**EXERCISE DESCRIPTION:** Print every entry, word for word, and skip the images.

**RECORDS SUPPLIED:**
.....

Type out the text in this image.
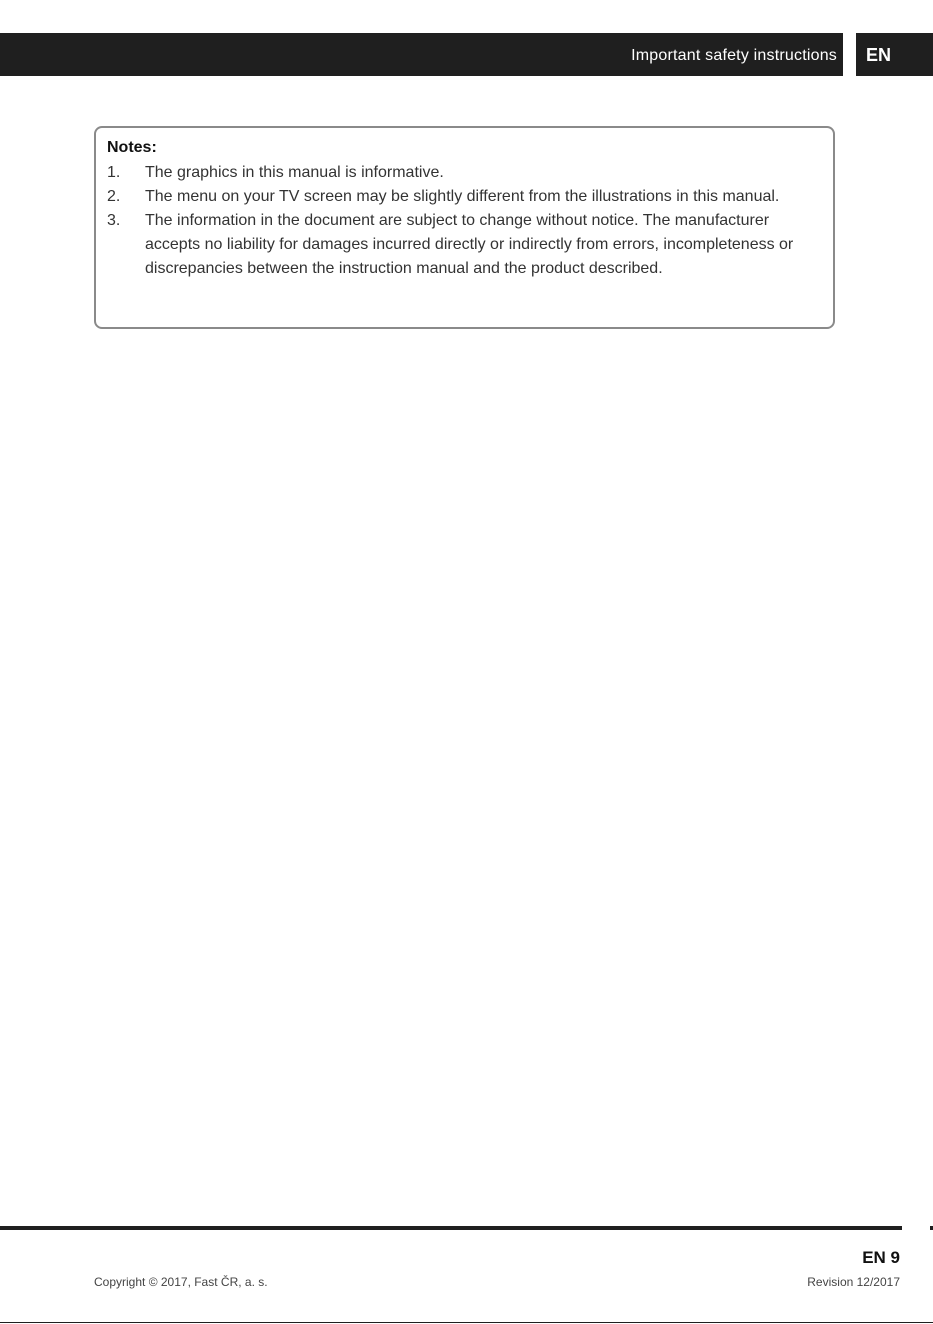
Important safety instructions EN
Notes:
1.	The graphics in this manual is informative.
2.	The menu on your TV screen may be slightly different from the illustrations in this manual.
3.	The information in the document are subject to change without notice. The manufacturer accepts no liability for damages incurred directly or indirectly from errors, incompleteness or discrepancies between the instruction manual and the product described.
EN 9
Copyright © 2017, Fast ČR, a. s.	Revision 12/2017
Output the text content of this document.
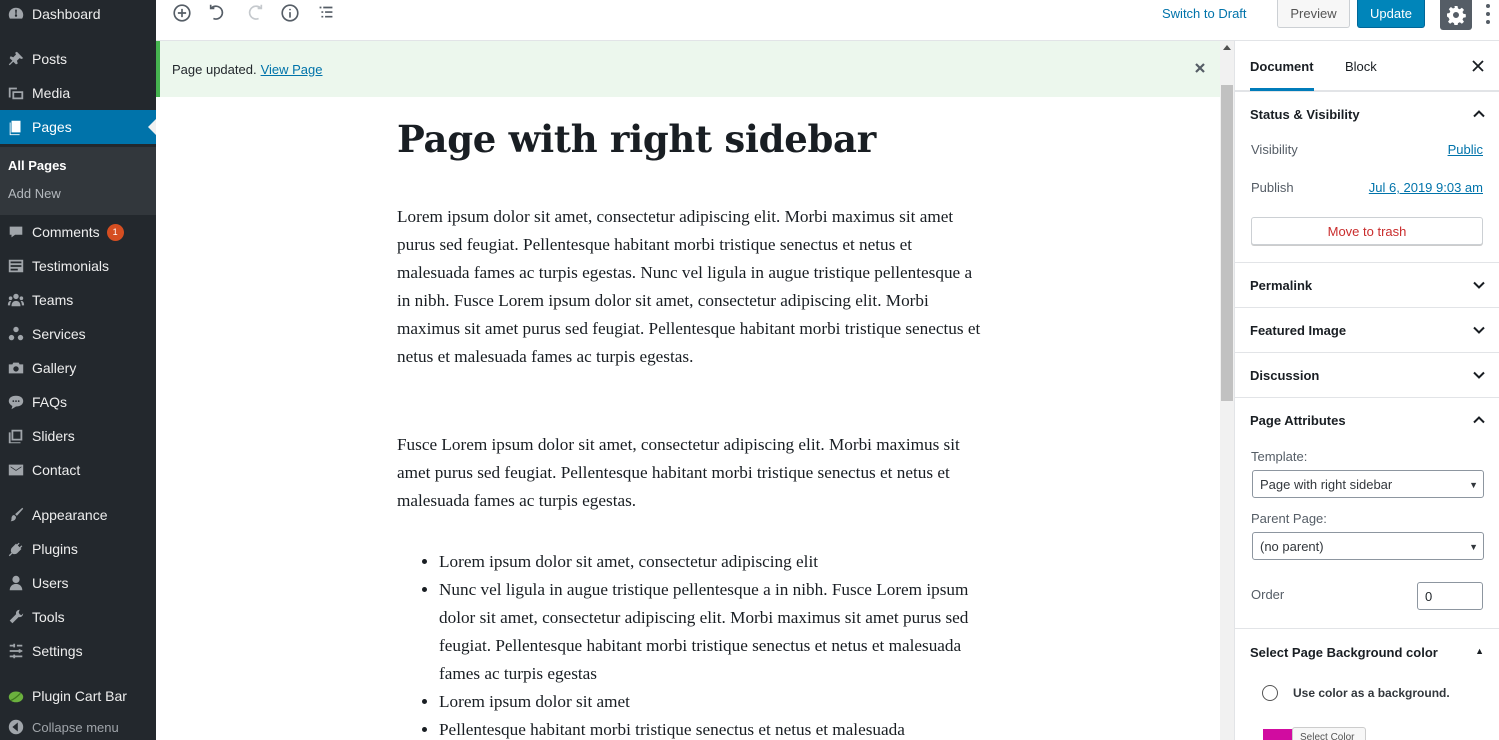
Dashboard
Posts
Media
Pages
All Pages
Add New
Comments	1
Testimonials
Teams
Services
Gallery
FAQs
Sliders
Contact
Appearance
Plugins
Users
Tools
Settings
Plugin Cart Bar
Collapse menu
Switch to Draft	Preview	Update
Page updated. View Page
Page with right sidebar

Lorem ipsum dolor sit amet, consectetur adipiscing elit. Morbi maximus sit amet purus sed feugiat. Pellentesque habitant morbi tristique senectus et netus et malesuada fames ac turpis egestas. Nunc vel ligula in augue tristique pellentesque a in nibh. Fusce Lorem ipsum dolor sit amet, consectetur adipiscing elit. Morbi maximus sit amet purus sed feugiat. Pellentesque habitant morbi tristique senectus et netus et malesuada fames ac turpis egestas.

Fusce Lorem ipsum dolor sit amet, consectetur adipiscing elit. Morbi maximus sit amet purus sed feugiat. Pellentesque habitant morbi tristique senectus et netus et malesuada fames ac turpis egestas.

• Lorem ipsum dolor sit amet, consectetur adipiscing elit
• Nunc vel ligula in augue tristique pellentesque a in nibh. Fusce Lorem ipsum dolor sit amet, consectetur adipiscing elit. Morbi maximus sit amet purus sed feugiat. Pellentesque habitant morbi tristique senectus et netus et malesuada fames ac turpis egestas
• Lorem ipsum dolor sit amet
• Pellentesque habitant morbi tristique senectus et netus et malesuada
Document Block
Status & Visibility
Visibility	Public
Publish	Jul 6, 2019 9:03 am
Move to trash
Permalink
Featured Image
Discussion
Page Attributes
Template:
Page with right sidebar	▼
Parent Page:
(no parent)	▼
Order	0
Select Page Background color	▲
Use color as a background.
Select Color
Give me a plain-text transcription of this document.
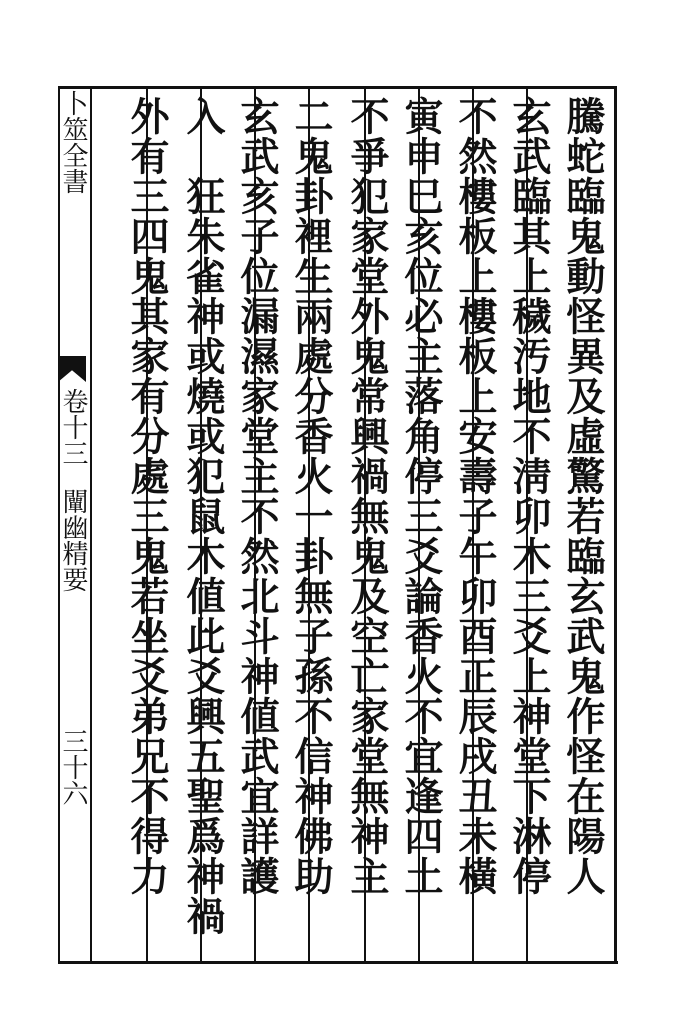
騰蛇臨鬼動怪異及虛驚若臨玄武鬼作怪在陽人
玄武臨其上穢汚地不淸卯木三爻上神堂下淋停
不然樓板上樓板上安壽子午卯酉正辰戌丑未橫
寅申巳亥位必主落角停三爻論香火不宜逢四土
不爭犯家堂外鬼常興禍無鬼及空亡家堂無神主
二鬼卦裡生兩處分香火一卦無子孫不信神佛助
玄武亥子位漏濕家堂主不然北斗神値武宜詳護
入　狂朱雀神或燒或犯鼠木値此爻興五聖爲神禍
外有三四鬼其家有分處三鬼若坐爻弟兄不得力
卜筮全書
卷十三
闡幽精要
三十六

.....

**EXERCISE RESULT:**
Type out the text in this image.
Important safety instructions EN
Notes:
1.	The graphics in this manual is informative.
2.	The menu on your TV screen may be slightly different from the illustrations in this manual.
3.	The information in the document are subject to change without notice. The manufacturer accepts no liability for damages incurred directly or indirectly from errors, incompleteness or discrepancies between the instruction manual and the product described.
EN 9
Copyright © 2017, Fast ČR, a. s.	Revision 12/2017
Output the text content of this document.
Dashboard
Posts
Media
Pages
All Pages
Add New
Comments	1
Testimonials
Teams
Services
Gallery
FAQs
Sliders
Contact
Appearance
Plugins
Users
Tools
Settings
Plugin Cart Bar
Collapse menu
Switch to Draft	Preview	Update
Page updated. View Page
Page with right sidebar

Lorem ipsum dolor sit amet, consectetur adipiscing elit. Morbi maximus sit amet purus sed feugiat. Pellentesque habitant morbi tristique senectus et netus et malesuada fames ac turpis egestas. Nunc vel ligula in augue tristique pellentesque a in nibh. Fusce Lorem ipsum dolor sit amet, consectetur adipiscing elit. Morbi maximus sit amet purus sed feugiat. Pellentesque habitant morbi tristique senectus et netus et malesuada fames ac turpis egestas.

Fusce Lorem ipsum dolor sit amet, consectetur adipiscing elit. Morbi maximus sit amet purus sed feugiat. Pellentesque habitant morbi tristique senectus et netus et malesuada fames ac turpis egestas.

• Lorem ipsum dolor sit amet, consectetur adipiscing elit
• Nunc vel ligula in augue tristique pellentesque a in nibh. Fusce Lorem ipsum dolor sit amet, consectetur adipiscing elit. Morbi maximus sit amet purus sed feugiat. Pellentesque habitant morbi tristique senectus et netus et malesuada fames ac turpis egestas
• Lorem ipsum dolor sit amet
• Pellentesque habitant morbi tristique senectus et netus et malesuada
Document Block
Status & Visibility
Visibility	Public
Publish	Jul 6, 2019 9:03 am
Move to trash
Permalink
Featured Image
Discussion
Page Attributes
Template:
Page with right sidebar	▼
Parent Page:
(no parent)	▼
Order	0
Select Page Background color	▲
Use color as a background.
Select Color
Give me a plain-text transcription of this document.
騰蛇臨鬼動怪異及虛驚若臨玄武鬼作怪在陽人
玄武臨其上穢汚地不淸卯木三爻上神堂下淋停
不然樓板上樓板上安壽子午卯酉正辰戌丑未橫
寅申巳亥位必主落角停三爻論香火不宜逢四土
不爭犯家堂外鬼常興禍無鬼及空亡家堂無神主
二鬼卦裡生兩處分香火一卦無子孫不信神佛助
玄武亥子位漏濕家堂主不然北斗神値武宜詳護
入　狂朱雀神或燒或犯鼠木値此爻興五聖爲神禍
外有三四鬼其家有分處三鬼若坐爻弟兄不得力
卜筮全書
卷十三
闡幽精要
三十六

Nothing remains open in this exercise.